_Input material_:
[BEGIN]

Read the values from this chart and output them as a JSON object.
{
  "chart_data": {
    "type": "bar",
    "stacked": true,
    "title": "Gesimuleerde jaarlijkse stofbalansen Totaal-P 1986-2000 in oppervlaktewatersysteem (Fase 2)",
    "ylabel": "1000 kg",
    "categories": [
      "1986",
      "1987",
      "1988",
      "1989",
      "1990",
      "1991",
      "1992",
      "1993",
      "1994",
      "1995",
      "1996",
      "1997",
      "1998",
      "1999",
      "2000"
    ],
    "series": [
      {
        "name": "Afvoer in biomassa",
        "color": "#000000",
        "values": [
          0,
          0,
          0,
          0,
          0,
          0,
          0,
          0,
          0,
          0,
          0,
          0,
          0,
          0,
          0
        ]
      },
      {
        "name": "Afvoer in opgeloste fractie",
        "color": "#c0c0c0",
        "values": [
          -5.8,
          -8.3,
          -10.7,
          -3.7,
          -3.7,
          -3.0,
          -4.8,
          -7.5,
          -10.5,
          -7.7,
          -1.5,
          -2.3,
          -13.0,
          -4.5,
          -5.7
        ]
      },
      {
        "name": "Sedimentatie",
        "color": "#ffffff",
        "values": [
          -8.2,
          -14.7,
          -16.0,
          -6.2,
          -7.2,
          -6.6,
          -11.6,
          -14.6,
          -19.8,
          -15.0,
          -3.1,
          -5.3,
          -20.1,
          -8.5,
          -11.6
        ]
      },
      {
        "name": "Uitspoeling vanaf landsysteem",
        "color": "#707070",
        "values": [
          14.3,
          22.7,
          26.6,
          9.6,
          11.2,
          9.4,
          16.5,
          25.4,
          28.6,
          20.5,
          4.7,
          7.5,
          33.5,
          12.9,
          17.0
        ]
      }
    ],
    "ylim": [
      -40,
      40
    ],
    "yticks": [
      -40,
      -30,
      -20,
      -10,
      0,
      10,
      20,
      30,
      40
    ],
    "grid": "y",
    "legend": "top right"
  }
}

[END]

_Exercise brief_: Identify every line above that includes the word "color", and show those lines.

_Worked solution_:
        "color": "#000000",
        "color": "#c0c0c0",
        "color": "#ffffff",
        "color": "#707070",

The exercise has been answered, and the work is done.